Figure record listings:
================================

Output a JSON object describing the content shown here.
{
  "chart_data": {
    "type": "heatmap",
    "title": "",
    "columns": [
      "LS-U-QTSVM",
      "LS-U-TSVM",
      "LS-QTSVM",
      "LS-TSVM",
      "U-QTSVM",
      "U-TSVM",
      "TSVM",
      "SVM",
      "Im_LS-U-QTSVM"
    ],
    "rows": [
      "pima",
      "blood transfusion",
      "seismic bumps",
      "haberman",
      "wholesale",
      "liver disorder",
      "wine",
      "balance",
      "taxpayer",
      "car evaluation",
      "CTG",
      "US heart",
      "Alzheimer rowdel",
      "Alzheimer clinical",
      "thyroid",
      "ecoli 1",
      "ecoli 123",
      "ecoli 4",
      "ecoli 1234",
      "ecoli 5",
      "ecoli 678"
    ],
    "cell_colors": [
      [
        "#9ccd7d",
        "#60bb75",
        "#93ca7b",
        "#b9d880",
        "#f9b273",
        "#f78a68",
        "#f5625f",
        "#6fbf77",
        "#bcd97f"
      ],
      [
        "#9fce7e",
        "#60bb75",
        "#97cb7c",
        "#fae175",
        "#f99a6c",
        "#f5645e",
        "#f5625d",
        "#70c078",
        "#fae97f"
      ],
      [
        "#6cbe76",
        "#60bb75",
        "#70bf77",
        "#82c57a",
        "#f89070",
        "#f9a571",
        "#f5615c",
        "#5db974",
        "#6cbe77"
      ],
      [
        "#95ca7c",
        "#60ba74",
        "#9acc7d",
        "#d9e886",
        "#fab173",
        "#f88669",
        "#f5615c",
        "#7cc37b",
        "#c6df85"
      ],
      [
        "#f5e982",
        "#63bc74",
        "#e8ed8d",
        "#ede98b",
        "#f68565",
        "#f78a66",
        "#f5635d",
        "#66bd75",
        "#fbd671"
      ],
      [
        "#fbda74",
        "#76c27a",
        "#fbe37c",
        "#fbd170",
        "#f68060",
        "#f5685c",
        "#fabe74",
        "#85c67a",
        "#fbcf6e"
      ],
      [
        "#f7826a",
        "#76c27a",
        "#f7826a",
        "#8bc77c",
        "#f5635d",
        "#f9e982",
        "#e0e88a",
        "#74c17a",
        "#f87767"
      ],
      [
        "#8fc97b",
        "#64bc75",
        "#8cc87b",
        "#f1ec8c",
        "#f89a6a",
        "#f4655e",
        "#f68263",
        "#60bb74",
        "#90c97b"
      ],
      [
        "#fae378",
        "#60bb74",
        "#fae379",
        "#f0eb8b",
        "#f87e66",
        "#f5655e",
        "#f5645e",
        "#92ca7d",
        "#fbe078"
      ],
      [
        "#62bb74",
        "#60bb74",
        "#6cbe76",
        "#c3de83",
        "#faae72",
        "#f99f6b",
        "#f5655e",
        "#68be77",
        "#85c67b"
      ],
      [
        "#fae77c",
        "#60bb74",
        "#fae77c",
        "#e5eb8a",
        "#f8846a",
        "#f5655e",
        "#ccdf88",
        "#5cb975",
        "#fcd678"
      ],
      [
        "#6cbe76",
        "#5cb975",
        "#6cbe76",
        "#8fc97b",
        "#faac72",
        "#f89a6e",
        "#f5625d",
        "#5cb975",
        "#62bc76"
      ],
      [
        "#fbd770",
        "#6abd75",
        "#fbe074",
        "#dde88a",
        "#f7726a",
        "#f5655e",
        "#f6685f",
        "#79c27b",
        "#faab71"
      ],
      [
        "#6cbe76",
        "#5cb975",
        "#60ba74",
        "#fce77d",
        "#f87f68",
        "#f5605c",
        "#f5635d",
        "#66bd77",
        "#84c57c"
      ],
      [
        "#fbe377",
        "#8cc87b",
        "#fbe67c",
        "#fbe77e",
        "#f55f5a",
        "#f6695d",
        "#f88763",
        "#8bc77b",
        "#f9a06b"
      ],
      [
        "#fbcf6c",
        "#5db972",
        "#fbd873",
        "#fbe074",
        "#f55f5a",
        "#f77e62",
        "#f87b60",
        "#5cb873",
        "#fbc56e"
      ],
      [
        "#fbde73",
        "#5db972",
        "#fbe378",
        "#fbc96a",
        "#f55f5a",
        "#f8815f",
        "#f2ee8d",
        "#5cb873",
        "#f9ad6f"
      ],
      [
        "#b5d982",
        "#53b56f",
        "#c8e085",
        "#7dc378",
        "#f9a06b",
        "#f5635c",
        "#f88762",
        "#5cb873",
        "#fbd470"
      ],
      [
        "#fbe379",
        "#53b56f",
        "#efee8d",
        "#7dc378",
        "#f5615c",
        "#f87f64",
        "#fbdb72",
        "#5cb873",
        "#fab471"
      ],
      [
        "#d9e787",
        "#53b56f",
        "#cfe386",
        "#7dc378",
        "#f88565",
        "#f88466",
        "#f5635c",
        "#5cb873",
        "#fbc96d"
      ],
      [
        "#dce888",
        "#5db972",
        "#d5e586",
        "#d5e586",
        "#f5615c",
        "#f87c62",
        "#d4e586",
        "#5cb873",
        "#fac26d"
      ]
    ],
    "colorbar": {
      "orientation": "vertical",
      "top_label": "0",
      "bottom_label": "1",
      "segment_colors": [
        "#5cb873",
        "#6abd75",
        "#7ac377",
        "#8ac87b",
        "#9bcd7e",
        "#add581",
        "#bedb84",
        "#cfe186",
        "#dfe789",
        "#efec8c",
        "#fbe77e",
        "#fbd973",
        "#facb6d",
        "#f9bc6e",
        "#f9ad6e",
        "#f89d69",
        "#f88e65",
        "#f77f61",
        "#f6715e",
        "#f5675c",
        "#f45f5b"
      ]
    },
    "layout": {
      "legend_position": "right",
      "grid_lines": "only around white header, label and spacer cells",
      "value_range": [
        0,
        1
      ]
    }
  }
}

================================

■ ACTION ITEM: State how many lines of the records above contain the word "ecoli", giving only that number.

■ SOLUTION FOR THIS TASK: 6